Directions for this task → Write out every line of the material as it stands, apart from the pictures.

Data items:
• • • • • • •

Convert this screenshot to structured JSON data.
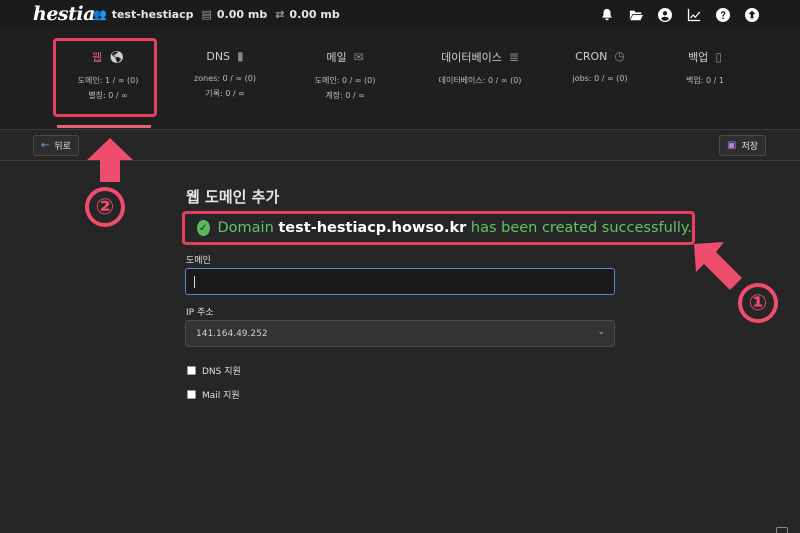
{
  "topbar": {
    "logo": "hestia",
    "user": "test-hestiacp",
    "disk": "0.00 mb",
    "bandwidth": "0.00 mb"
  },
  "tabs": [
    {
      "label": "웹",
      "icon": "globe-icon",
      "stats": [
        "도메인: 1 / ∞ (0)",
        "별칭: 0 / ∞"
      ]
    },
    {
      "label": "DNS",
      "icon": "book-icon",
      "stats": [
        "zones: 0 / ∞ (0)",
        "기록: 0 / ∞"
      ]
    },
    {
      "label": "메일",
      "icon": "mail-bulk-icon",
      "stats": [
        "도메인: 0 / ∞ (0)",
        "계정: 0 / ∞"
      ]
    },
    {
      "label": "데이터베이스",
      "icon": "database-icon",
      "stats": [
        "데이터베이스: 0 / ∞ (0)"
      ]
    },
    {
      "label": "CRON",
      "icon": "clock-icon",
      "stats": [
        "jobs: 0 / ∞ (0)"
      ]
    },
    {
      "label": "백업",
      "icon": "file-icon",
      "stats": [
        "백업: 0 / 1"
      ]
    }
  ],
  "toolbar": {
    "back_label": "뒤로",
    "save_label": "저장"
  },
  "form": {
    "title": "웹 도메인 추가",
    "alert": {
      "prefix": "Domain ",
      "domain": "test-hestiacp.howso.kr",
      "suffix": " has been created successfully."
    },
    "domain_label": "도메인",
    "domain_value": "",
    "ip_label": "IP 주소",
    "ip_value": "141.164.49.252",
    "dns_support_label": "DNS 지원",
    "mail_support_label": "Mail 지원"
  },
  "annotations": {
    "marker_1": "①",
    "marker_2": "②"
  },
  "colors": {
    "accent": "#e46277",
    "highlight": "#e83e5f",
    "success": "#62c462"
  }
}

• • • • • • •

Output below →
Convert this screenshot to structured JSON data.
{
  "topbar": {
    "logo": "hestia",
    "user": "test-hestiacp",
    "disk": "0.00 mb",
    "bandwidth": "0.00 mb"
  },
  "tabs": [
    {
      "label": "웹",
      "icon": "globe-icon",
      "stats": [
        "도메인: 1 / ∞ (0)",
        "별칭: 0 / ∞"
      ]
    },
    {
      "label": "DNS",
      "icon": "book-icon",
      "stats": [
        "zones: 0 / ∞ (0)",
        "기록: 0 / ∞"
      ]
    },
    {
      "label": "메일",
      "icon": "mail-bulk-icon",
      "stats": [
        "도메인: 0 / ∞ (0)",
        "계정: 0 / ∞"
      ]
    },
    {
      "label": "데이터베이스",
      "icon": "database-icon",
      "stats": [
        "데이터베이스: 0 / ∞ (0)"
      ]
    },
    {
      "label": "CRON",
      "icon": "clock-icon",
      "stats": [
        "jobs: 0 / ∞ (0)"
      ]
    },
    {
      "label": "백업",
      "icon": "file-icon",
      "stats": [
        "백업: 0 / 1"
      ]
    }
  ],
  "toolbar": {
    "back_label": "뒤로",
    "save_label": "저장"
  },
  "form": {
    "title": "웹 도메인 추가",
    "alert": {
      "prefix": "Domain ",
      "domain": "test-hestiacp.howso.kr",
      "suffix": " has been created successfully."
    },
    "domain_label": "도메인",
    "domain_value": "",
    "ip_label": "IP 주소",
    "ip_value": "141.164.49.252",
    "dns_support_label": "DNS 지원",
    "mail_support_label": "Mail 지원"
  },
  "annotations": {
    "marker_1": "①",
    "marker_2": "②"
  },
  "colors": {
    "accent": "#e46277",
    "highlight": "#e83e5f",
    "success": "#62c462"
  }
}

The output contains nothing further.